Problem:
Find the string "name" in the data, then copy every line where it is found.

-- START Source data --

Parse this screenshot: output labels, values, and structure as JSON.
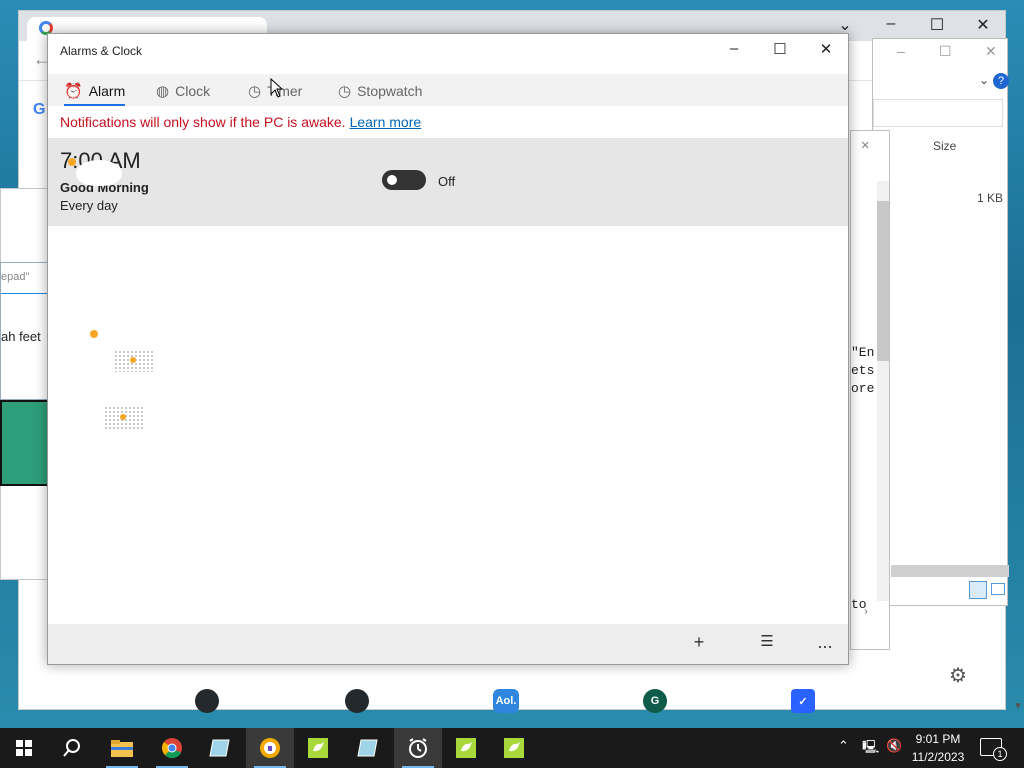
{
  "alarms_app": {
    "title": "Alarms & Clock",
    "tabs": [
      {
        "label": "Alarm",
        "icon": "alarm-icon",
        "active": true
      },
      {
        "label": "Clock",
        "icon": "globe-icon",
        "active": false
      },
      {
        "label": "Timer",
        "icon": "timer-icon",
        "active": false
      },
      {
        "label": "Stopwatch",
        "icon": "stopwatch-icon",
        "active": false
      }
    ],
    "notice": "Notifications will only show if the PC is awake.",
    "notice_link": "Learn more",
    "alarm": {
      "time": "7:00 AM",
      "name": "Good Morning",
      "repeat": "Every day",
      "toggle_state": "Off"
    },
    "bottom_bar": {
      "add": "+",
      "select": "☑",
      "more": "..."
    }
  },
  "explorer": {
    "size_header": "Size",
    "size_value": "1 KB"
  },
  "editor_snippets": [
    "\"En",
    "ets",
    "ore",
    "to"
  ],
  "dialog_back": {
    "title": "epad\"",
    "text": "ah feet"
  },
  "chrome_bottom_icons": [
    {
      "name": "github-icon",
      "label": "",
      "color": "#24292e"
    },
    {
      "name": "github-icon",
      "label": "",
      "color": "#24292e"
    },
    {
      "name": "aol-icon",
      "label": "Aol.",
      "color": "#2e86de"
    },
    {
      "name": "g-icon",
      "label": "G",
      "color": "#0f5c4a"
    },
    {
      "name": "shield-check-icon",
      "label": "",
      "color": "#2962ff"
    }
  ],
  "taskbar": {
    "time": "9:01 PM",
    "date": "11/2/2023",
    "notification_count": "1",
    "items": [
      "windows-start-icon",
      "search-icon",
      "file-explorer-icon",
      "chrome-icon",
      "notepad-icon",
      "vpn-icon",
      "goose-icon",
      "notepad-icon",
      "alarms-clock-icon",
      "goose-icon",
      "goose-icon"
    ]
  },
  "colors": {
    "accent": "#1a73e8",
    "warning_text": "#c50f1f",
    "link": "#0067b8",
    "taskbar": "#1a1a1a"
  }
}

-- END Source data --

Full answer:
      "name": "Good Morning",
      "name": "github-icon",
      "name": "github-icon",
      "name": "aol-icon",
      "name": "g-icon",
      "name": "shield-check-icon",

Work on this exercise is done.